REQUEST:
Copy out all lines in the data below containing the string "Revue".

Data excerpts
%%
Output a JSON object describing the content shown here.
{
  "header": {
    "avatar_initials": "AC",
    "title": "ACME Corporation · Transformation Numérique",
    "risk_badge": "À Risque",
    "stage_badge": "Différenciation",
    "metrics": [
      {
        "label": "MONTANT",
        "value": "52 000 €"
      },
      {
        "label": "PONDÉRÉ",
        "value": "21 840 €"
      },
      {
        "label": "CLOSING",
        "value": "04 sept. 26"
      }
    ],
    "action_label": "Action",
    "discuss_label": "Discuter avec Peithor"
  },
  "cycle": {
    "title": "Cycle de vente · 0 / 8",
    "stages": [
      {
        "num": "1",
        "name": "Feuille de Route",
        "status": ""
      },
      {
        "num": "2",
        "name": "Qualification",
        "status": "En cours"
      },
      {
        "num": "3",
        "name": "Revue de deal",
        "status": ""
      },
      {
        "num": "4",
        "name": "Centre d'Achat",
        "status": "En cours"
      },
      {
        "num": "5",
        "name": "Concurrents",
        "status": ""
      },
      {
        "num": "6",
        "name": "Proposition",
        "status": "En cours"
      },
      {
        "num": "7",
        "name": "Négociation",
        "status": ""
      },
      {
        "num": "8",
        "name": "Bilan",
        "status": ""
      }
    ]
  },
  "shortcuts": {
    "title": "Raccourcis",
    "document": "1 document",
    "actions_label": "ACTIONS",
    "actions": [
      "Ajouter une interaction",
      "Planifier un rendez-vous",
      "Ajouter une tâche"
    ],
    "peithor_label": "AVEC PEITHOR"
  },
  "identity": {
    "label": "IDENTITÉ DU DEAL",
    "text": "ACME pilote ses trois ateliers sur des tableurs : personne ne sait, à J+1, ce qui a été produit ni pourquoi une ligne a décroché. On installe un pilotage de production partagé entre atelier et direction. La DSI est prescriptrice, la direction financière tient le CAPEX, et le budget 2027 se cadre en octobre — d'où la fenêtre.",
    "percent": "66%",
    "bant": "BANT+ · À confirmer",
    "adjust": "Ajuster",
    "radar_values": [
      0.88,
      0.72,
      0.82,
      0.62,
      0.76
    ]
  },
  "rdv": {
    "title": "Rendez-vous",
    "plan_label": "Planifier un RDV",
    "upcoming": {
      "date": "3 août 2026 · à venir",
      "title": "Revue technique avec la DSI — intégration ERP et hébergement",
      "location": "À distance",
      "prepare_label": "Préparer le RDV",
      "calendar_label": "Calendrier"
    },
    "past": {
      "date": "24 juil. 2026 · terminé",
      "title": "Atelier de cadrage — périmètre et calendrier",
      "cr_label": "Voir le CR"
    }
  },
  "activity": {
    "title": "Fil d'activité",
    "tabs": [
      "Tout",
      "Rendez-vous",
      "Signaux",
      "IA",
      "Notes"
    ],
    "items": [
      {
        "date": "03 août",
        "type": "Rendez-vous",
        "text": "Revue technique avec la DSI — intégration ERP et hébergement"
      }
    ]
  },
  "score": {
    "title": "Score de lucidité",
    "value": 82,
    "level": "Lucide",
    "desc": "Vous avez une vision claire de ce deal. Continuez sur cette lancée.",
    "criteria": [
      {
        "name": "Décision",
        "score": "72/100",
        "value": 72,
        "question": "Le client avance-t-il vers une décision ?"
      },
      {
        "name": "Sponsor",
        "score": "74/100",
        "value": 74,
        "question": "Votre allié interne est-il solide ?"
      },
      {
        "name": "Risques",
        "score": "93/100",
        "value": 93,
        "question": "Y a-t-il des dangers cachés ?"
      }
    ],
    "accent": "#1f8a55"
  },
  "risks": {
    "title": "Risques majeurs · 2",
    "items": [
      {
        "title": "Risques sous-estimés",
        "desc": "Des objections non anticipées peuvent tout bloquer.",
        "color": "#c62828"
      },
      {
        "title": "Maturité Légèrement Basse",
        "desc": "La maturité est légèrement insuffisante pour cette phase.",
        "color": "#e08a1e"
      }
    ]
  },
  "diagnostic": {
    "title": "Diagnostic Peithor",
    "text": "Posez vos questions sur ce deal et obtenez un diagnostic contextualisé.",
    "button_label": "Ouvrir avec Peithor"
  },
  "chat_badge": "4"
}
%%
%%
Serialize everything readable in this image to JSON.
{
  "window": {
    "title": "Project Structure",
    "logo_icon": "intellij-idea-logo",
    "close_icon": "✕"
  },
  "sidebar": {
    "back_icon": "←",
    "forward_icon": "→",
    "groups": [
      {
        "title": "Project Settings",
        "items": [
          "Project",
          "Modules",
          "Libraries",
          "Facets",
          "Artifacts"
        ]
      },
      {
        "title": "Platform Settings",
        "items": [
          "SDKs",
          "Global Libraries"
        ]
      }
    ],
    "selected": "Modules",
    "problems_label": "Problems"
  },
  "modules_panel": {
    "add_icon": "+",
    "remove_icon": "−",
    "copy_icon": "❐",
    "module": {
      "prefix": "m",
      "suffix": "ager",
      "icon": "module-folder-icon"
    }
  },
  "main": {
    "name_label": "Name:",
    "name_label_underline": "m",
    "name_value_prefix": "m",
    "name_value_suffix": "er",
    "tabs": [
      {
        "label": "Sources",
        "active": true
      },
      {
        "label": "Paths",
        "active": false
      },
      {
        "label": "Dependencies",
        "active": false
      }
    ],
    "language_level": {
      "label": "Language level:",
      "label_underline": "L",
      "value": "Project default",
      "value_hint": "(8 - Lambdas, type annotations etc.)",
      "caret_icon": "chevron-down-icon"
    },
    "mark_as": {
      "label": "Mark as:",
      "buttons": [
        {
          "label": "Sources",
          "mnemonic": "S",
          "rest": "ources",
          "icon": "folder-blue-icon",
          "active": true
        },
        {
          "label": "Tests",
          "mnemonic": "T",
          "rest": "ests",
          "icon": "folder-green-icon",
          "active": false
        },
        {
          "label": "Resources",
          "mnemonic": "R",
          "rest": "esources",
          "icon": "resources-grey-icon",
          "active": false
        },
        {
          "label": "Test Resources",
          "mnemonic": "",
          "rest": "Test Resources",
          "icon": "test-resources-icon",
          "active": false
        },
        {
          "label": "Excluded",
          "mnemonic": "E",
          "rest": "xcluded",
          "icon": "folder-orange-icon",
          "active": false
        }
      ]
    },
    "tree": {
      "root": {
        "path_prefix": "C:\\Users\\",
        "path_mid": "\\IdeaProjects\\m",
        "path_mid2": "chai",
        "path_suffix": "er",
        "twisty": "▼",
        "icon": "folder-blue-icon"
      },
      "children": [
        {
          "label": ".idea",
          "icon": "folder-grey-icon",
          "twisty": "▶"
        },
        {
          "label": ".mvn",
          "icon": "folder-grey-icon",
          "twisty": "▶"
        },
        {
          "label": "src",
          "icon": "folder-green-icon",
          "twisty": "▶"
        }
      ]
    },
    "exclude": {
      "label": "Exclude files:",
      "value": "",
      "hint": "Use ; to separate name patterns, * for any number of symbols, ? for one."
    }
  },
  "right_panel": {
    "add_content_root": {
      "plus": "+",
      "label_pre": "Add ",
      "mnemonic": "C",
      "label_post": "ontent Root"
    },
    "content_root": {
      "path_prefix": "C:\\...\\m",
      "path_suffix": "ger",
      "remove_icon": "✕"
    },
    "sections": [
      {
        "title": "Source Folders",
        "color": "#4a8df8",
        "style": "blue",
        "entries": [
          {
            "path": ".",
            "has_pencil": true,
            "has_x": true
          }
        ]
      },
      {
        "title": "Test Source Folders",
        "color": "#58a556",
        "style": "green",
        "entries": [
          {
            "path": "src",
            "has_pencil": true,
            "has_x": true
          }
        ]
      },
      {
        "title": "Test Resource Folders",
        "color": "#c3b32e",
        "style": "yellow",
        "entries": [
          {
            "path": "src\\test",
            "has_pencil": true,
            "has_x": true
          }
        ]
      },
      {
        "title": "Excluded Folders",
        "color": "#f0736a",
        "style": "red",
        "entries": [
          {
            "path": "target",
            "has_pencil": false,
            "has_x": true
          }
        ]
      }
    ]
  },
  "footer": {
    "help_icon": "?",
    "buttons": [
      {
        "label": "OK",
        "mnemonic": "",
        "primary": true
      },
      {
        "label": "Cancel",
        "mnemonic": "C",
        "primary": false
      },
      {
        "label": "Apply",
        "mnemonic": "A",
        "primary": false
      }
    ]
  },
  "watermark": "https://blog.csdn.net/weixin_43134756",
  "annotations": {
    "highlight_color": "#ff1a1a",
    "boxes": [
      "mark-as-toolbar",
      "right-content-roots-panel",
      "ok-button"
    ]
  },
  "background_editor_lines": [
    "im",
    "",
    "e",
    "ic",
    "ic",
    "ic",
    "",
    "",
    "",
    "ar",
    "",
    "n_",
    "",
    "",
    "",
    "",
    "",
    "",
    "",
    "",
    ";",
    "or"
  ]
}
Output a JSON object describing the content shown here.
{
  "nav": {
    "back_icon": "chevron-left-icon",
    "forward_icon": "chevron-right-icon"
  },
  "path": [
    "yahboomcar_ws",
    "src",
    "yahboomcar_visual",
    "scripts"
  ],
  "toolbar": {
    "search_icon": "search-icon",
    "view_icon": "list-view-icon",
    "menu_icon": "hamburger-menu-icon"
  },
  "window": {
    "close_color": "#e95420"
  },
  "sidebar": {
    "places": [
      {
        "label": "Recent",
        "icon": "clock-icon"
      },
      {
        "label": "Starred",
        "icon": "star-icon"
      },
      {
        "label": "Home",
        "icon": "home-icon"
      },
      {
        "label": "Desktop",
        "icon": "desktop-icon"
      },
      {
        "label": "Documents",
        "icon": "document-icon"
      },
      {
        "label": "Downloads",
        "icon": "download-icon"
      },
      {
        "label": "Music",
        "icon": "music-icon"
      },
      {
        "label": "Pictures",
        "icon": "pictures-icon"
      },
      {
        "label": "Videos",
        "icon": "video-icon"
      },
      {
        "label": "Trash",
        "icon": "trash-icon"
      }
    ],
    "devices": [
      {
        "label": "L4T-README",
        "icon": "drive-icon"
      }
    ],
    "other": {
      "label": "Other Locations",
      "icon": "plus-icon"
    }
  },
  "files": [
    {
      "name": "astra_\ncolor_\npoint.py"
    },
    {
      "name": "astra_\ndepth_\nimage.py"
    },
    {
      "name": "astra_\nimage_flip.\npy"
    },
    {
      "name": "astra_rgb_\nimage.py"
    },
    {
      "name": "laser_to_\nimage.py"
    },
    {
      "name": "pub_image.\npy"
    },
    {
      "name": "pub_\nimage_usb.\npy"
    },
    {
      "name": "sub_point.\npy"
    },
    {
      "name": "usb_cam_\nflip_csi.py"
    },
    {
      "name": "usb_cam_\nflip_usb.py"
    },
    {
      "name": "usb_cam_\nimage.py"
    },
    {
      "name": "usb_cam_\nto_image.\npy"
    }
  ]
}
%%
COMPLETE RESPONSE:
        "name": "Revue de deal",
      "title": "Revue technique avec la DSI — intégration ERP et hébergement",
        "text": "Revue technique avec la DSI — intégration ERP et hébergement"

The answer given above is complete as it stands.